*O que fazer*
A – Cite, do trecho sobre o futebol em Mostar, a passagem que começa em "O Velež é um" e segue até "clube foi reformado.".
B – Relacione todos os adversários que o Velež enfrentou na Copa da Uefa de 1974-75, conforme o trecho sobre o futebol em Mostar.

*Trecho*
-.-.-

Cerca de 2 km a oeste fica o estádio Bijelim Brijegom, com capacidade para nove mil torcedores e casa do Zrinjski, clube mais vitorioso do futebol bósnio e representante da população de origem croata no país. São seis títulos nacionais, mas nas duas últimas temporadas a taça ficou na capital, Sarajevo. A partida do último sábado foi válida pela 13a rodada da Premier League bósnia e os dois rivais ocupam posições intermediárias na tabela, bem abaixo do líder e favorito ao tricampeonato, Sarajevo.
O Velež é um clube histórico da Bósnia. Fundado em 1922, foi uma força no período iugoslavo, brigando de igual para igual com as potências da Sérvia e da Croácia. Foi duas vezes campeão da Copa da Iugoslávia, em 1981 e 86, além de ter sido três vezes vice-campeão nacional. Chegou a alcançar as quartas de final da Copa da Uefa em 1974-75, deixando pelo caminho Spartak Moscou, Rapid Viena e Derby County, antes de ser eliminado pelo Twente. Esse período marcou também o banimento, em 1945, do Zrinjski pelo governo iugoslavo, depois do clube ingressar em uma liga croata logo após a II Guerra Mundial e a criação de um estado fantoche croata. Apenas após a independência da Bósnia, em 1992, o clube foi reformado.
As arquibancadas neste sábado estavam vazias. Por causa da pandemia de coronavírus, os torcedores não podem ir aos jogos no país.
O próprio estádio Bijeli Brijeg é motivo de disputa entre os dois clubes. Historicamente, sempre foi a casa do Velež, mas com a guerra na cidade e os conflitos entre bósnios e croatas, ele foi tomado pelo Zrinjski. Na prática, Mostar foi dividida em duas durante a guerra: o leste controlado pelos bosníacos e o oeste pelos croatas. Em 1995 o Velež ergueu um estádio no subúrbio de Vrapcici e fez dele sua nova casa.

-.-.-

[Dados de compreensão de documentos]
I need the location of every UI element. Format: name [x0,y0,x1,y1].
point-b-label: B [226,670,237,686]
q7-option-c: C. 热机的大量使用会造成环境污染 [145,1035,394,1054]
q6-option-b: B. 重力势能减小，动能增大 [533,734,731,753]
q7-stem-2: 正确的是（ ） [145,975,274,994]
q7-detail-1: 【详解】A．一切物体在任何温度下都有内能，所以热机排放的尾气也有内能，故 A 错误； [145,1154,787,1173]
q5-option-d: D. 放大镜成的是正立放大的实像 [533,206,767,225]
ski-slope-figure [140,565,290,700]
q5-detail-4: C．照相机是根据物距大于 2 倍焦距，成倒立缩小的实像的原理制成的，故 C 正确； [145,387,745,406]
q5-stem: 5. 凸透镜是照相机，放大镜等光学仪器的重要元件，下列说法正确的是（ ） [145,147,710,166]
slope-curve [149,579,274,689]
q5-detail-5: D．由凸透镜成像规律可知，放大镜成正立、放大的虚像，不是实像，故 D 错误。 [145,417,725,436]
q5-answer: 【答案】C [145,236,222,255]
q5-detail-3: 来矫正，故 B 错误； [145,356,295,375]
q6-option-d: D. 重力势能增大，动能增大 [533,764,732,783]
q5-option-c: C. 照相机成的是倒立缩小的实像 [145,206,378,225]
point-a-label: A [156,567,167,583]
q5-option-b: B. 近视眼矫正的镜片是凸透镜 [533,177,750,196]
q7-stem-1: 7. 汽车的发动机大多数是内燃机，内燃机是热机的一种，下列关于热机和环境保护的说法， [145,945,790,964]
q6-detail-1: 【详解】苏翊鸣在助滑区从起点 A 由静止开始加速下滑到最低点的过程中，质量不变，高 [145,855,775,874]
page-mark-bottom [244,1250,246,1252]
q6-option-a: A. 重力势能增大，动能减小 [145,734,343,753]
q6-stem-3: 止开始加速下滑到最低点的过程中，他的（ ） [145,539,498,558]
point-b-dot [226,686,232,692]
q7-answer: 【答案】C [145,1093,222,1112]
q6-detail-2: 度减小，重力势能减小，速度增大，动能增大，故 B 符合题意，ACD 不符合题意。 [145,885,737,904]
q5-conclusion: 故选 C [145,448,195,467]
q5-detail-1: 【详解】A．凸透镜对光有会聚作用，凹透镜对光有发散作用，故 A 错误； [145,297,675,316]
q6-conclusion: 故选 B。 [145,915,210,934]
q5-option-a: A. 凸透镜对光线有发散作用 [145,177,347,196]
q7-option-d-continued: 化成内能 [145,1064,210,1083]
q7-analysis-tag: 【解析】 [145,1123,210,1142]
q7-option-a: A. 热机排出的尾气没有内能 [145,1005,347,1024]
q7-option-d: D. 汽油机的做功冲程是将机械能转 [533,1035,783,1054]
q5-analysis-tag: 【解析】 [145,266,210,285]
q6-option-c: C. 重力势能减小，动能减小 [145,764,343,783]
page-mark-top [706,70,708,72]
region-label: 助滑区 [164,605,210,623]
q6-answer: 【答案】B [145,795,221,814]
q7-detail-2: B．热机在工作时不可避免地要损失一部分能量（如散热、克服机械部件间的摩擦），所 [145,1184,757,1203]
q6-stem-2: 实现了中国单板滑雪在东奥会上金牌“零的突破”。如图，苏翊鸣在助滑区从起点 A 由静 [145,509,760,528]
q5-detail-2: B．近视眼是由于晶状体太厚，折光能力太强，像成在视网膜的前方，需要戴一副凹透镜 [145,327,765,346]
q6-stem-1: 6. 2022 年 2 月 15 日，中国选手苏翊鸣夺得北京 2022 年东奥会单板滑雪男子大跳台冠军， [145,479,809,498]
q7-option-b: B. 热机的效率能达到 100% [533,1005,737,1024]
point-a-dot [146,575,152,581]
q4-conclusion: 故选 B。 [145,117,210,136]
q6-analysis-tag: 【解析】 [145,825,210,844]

-.-.-

*Respostas por tarefa*
A –
O Velež é um clube histórico da Bósnia. Fundado em 1922, foi uma força no período iugoslavo, brigando de igual para igual com as potências da Sérvia e da Croácia. Foi duas vezes campeão da Copa da Iugoslávia, em 1981 e 86, além de ter sido três vezes vice-campeão nacional. Chegou a alcançar as quartas de final da Copa da Uefa em 1974-75, deixando pelo caminho Spartak Moscou, Rapid Viena e Derby County, antes de ser eliminado pelo Twente. Esse período marcou também o banimento, em 1945, do Zrinjski pelo governo iugoslavo, depois do clube ingressar em uma liga croata logo após a II Guerra Mundial e a criação de um estado fantoche croata. Apenas após a independência da Bósnia, em 1992, o clube foi reformado.

B – Spartak Moscou, Rapid Viena, Derby County e Twente.